%%

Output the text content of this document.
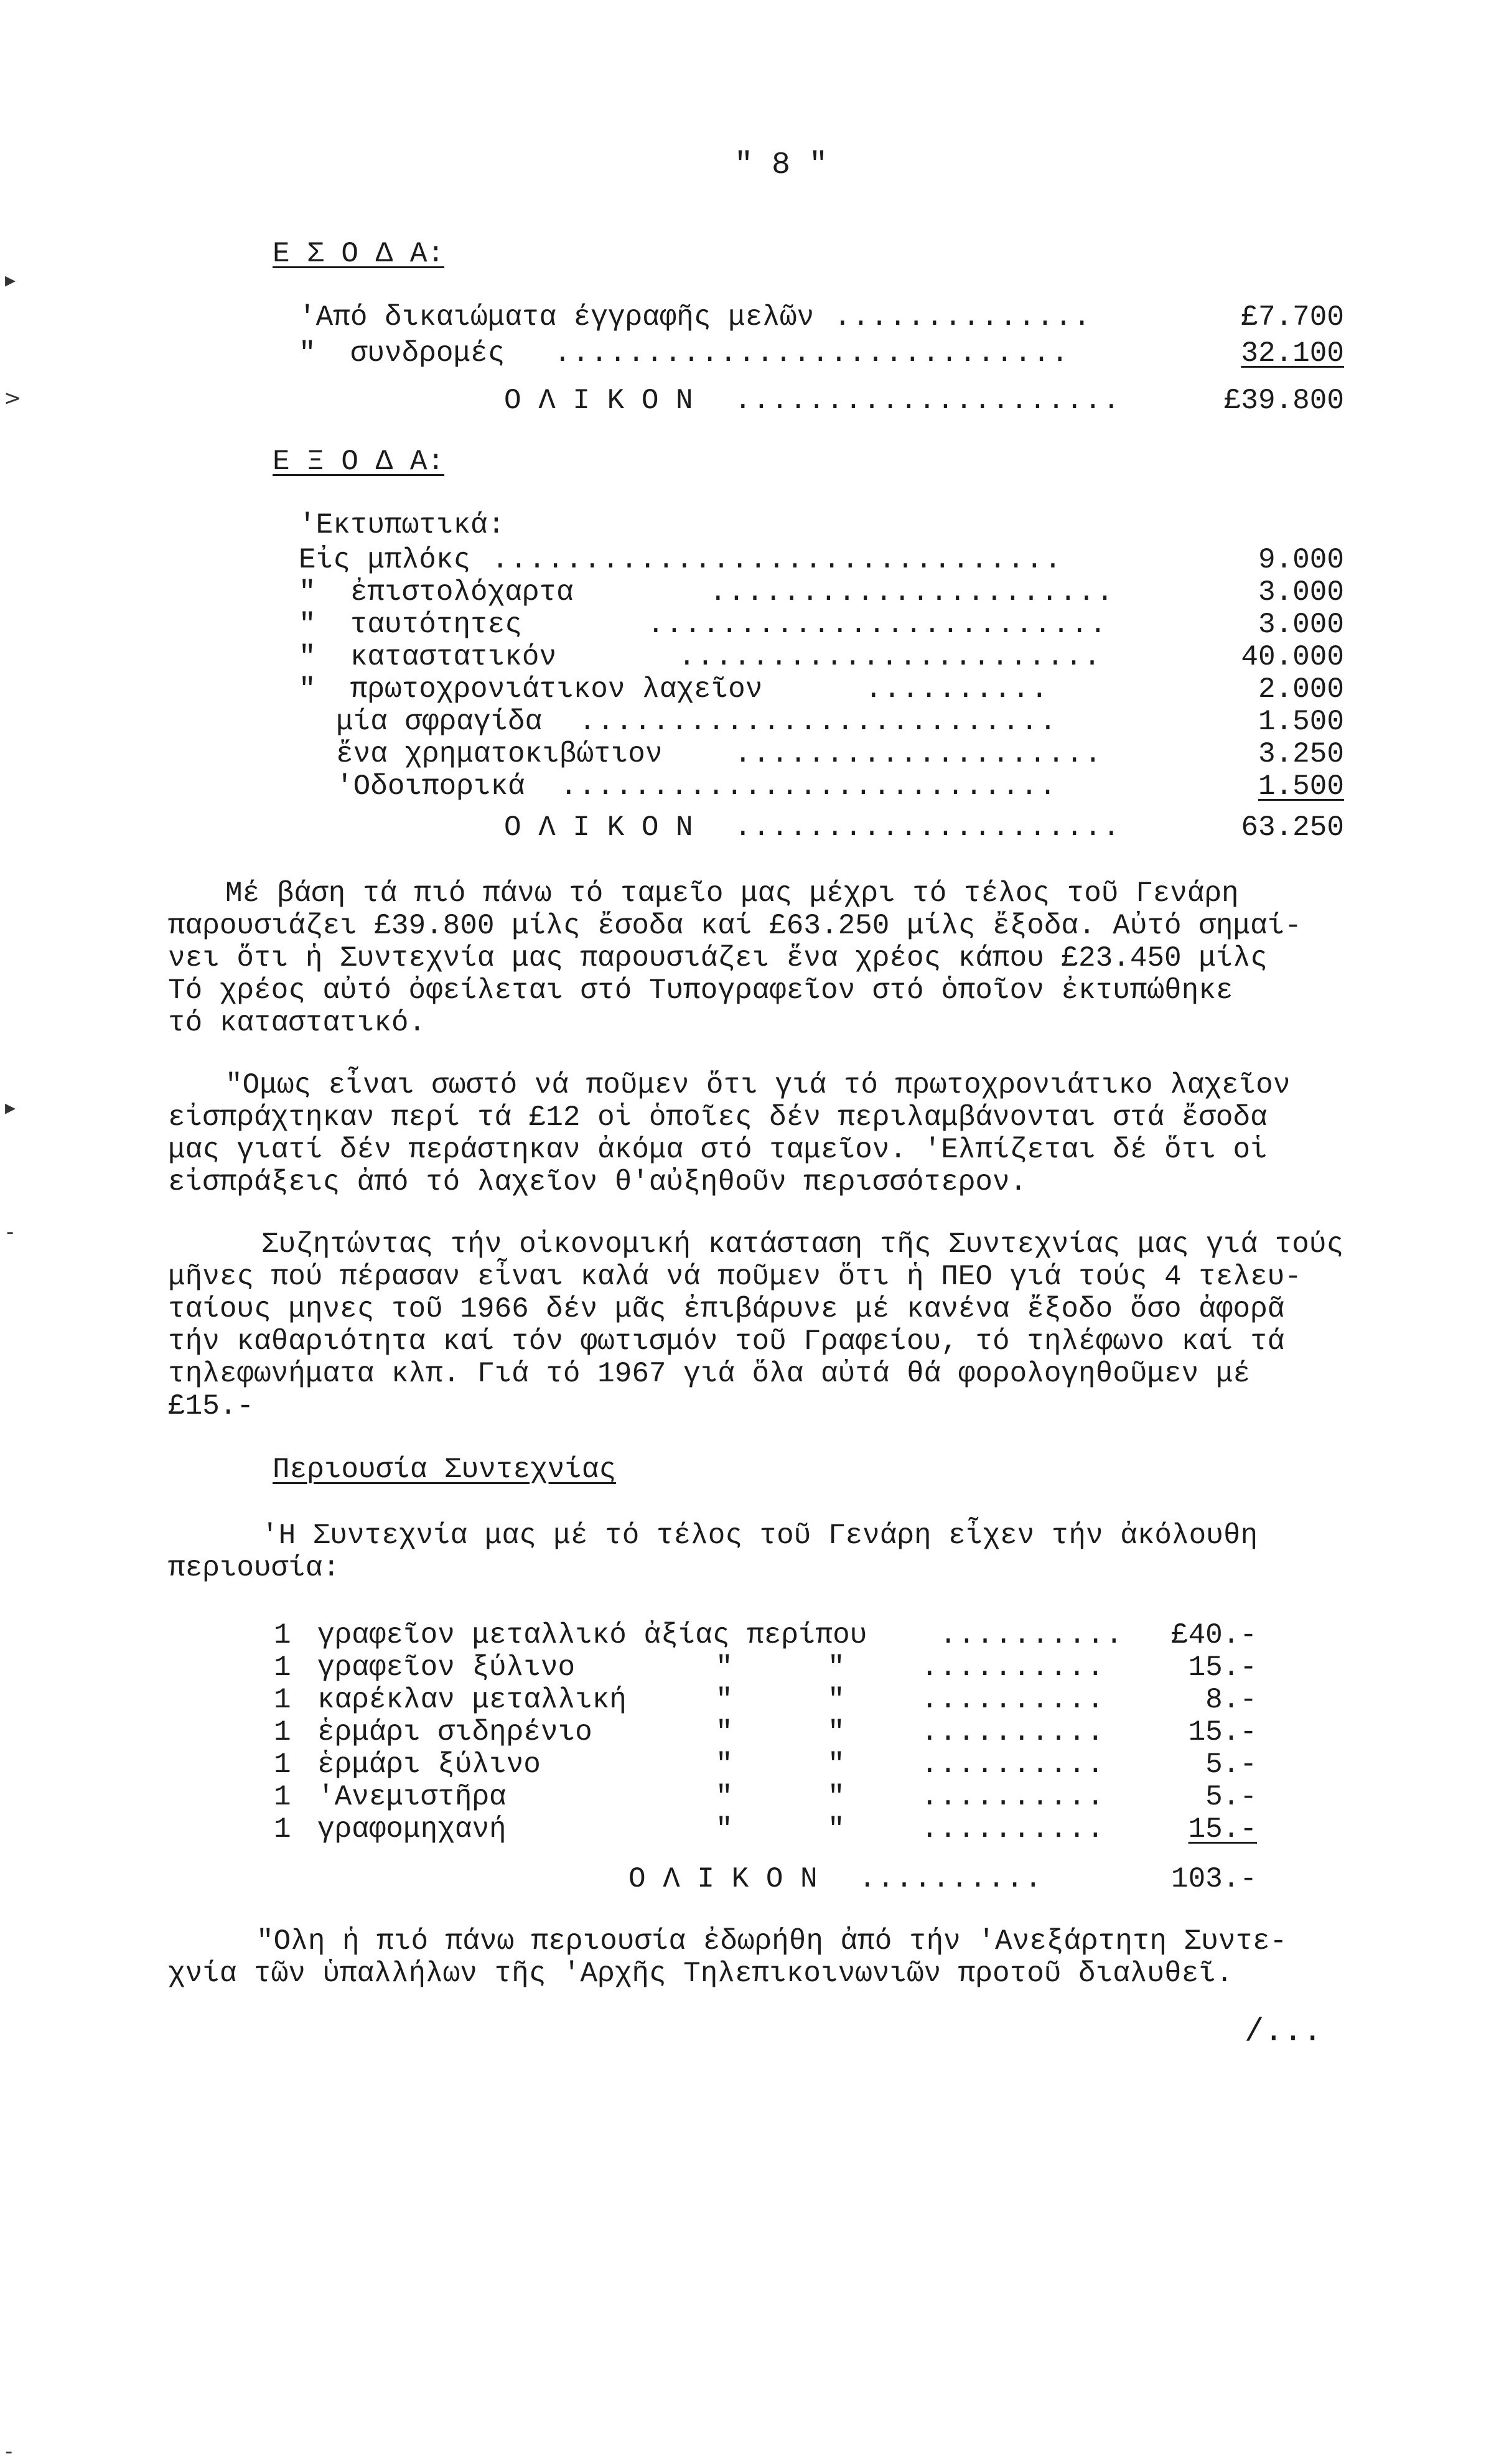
" 8 "
Ε Σ Ο Δ Α:
'Από δικαιώματα έγγραφῆς μελῶν ..............	£7.700
"  συνδρομές ............................	32.100
Ο Λ Ι Κ Ο Ν .....................	£39.800
Ε Ξ Ο Δ Α:
'Εκτυπωτικά:
Εἰς μπλόκς ...............................	9.000
"  ἐπιστολόχαρτα	......................	3.000
"  ταυτότητες	.........................	3.000
"  καταστατικόν	.......................	40.000
"  πρωτοχρονιάτικον λαχεῖον	..........	2.000
μία σφραγίδα ..........................	1.500
ἕνα χρηματοκιβώτιον	....................	3.250
'Οδοιπορικά ...........................	1.500
Ο Λ Ι Κ Ο Ν .....................	63.250
Μέ βάση τά πιό πάνω τό ταμεῖο μας μέχρι τό τέλος τοῦ Γενάρη
παρουσιάζει £39.800 μίλς ἔσοδα καί £63.250 μίλς ἔξοδα. Αὐτό σημαί-
νει ὅτι ἡ Συντεχνία μας παρουσιάζει ἕνα χρέος κάπου £23.450 μίλς
Τό χρέος αὐτό ὀφείλεται στό Τυπογραφεῖον στό ὁποῖον ἐκτυπώθηκε
τό καταστατικό.
"Ομως εἶναι σωστό νά ποῦμεν ὅτι γιά τό πρωτοχρονιάτικο λαχεῖον
εἰσπράχτηκαν περί τά £12 οἱ ὁποῖες δέν περιλαμβάνονται στά ἔσοδα
μας γιατί δέν περάστηκαν ἀκόμα στό ταμεῖον. 'Ελπίζεται δέ ὅτι οἱ
εἰσπράξεις ἀπό τό λαχεῖον θ'αὐξηθοῦν περισσότερον.
Συζητώντας τήν οἰκονομική κατάσταση τῆς Συντεχνίας μας γιά τούς
μῆνες πού πέρασαν εἶναι καλά νά ποῦμεν ὅτι ἡ ΠΕΟ γιά τούς 4 τελευ-
ταίους μηνες τοῦ 1966 δέν μᾶς ἐπιβάρυνε μέ κανένα ἔξοδο ὅσο ἀφορᾶ
τήν καθαριότητα καί τόν φωτισμόν τοῦ Γραφείου, τό τηλέφωνο καί τά
τηλεφωνήματα κλπ. Γιά τό 1967 γιά ὅλα αὐτά θά φορολογηθοῦμεν μέ
£15.-
Περιουσία Συντεχνίας
'Η Συντεχνία μας μέ τό τέλος τοῦ Γενάρη εἶχεν τήν ἀκόλουθη
περιουσία:
1 γραφεῖον μεταλλικό ἀξίας περίπου	..........	£40.-
1 γραφεῖον ξύλινο	"	"	..........	15.-
1 καρέκλαν μεταλλική	"	"	..........	8.-
1 ἑρμάρι σιδηρένιο	"	"	..........	15.-
1 ἑρμάρι ξύλινο	"	"	..........	5.-
1 'Ανεμιστῆρα	"	"	..........	5.-
1 γραφομηχανή	"	"	..........	15.-
Ο Λ Ι Κ Ο Ν ..........	103.-
"Ολη ἡ πιό πάνω περιουσία ἐδωρήθη ἀπό τήν 'Ανεξάρτητη Συντε-
χνία τῶν ὑπαλλήλων τῆς 'Αρχῆς Τηλεπικοινωνιῶν προτοῦ διαλυθεῖ.
/...
▸
>
▸
-
-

%%

WHAT NEEDS TO BE DONE |
Tally the lines above containing "λαχεῖον". Answer with the count only.

EXPECTED ANSWER |
3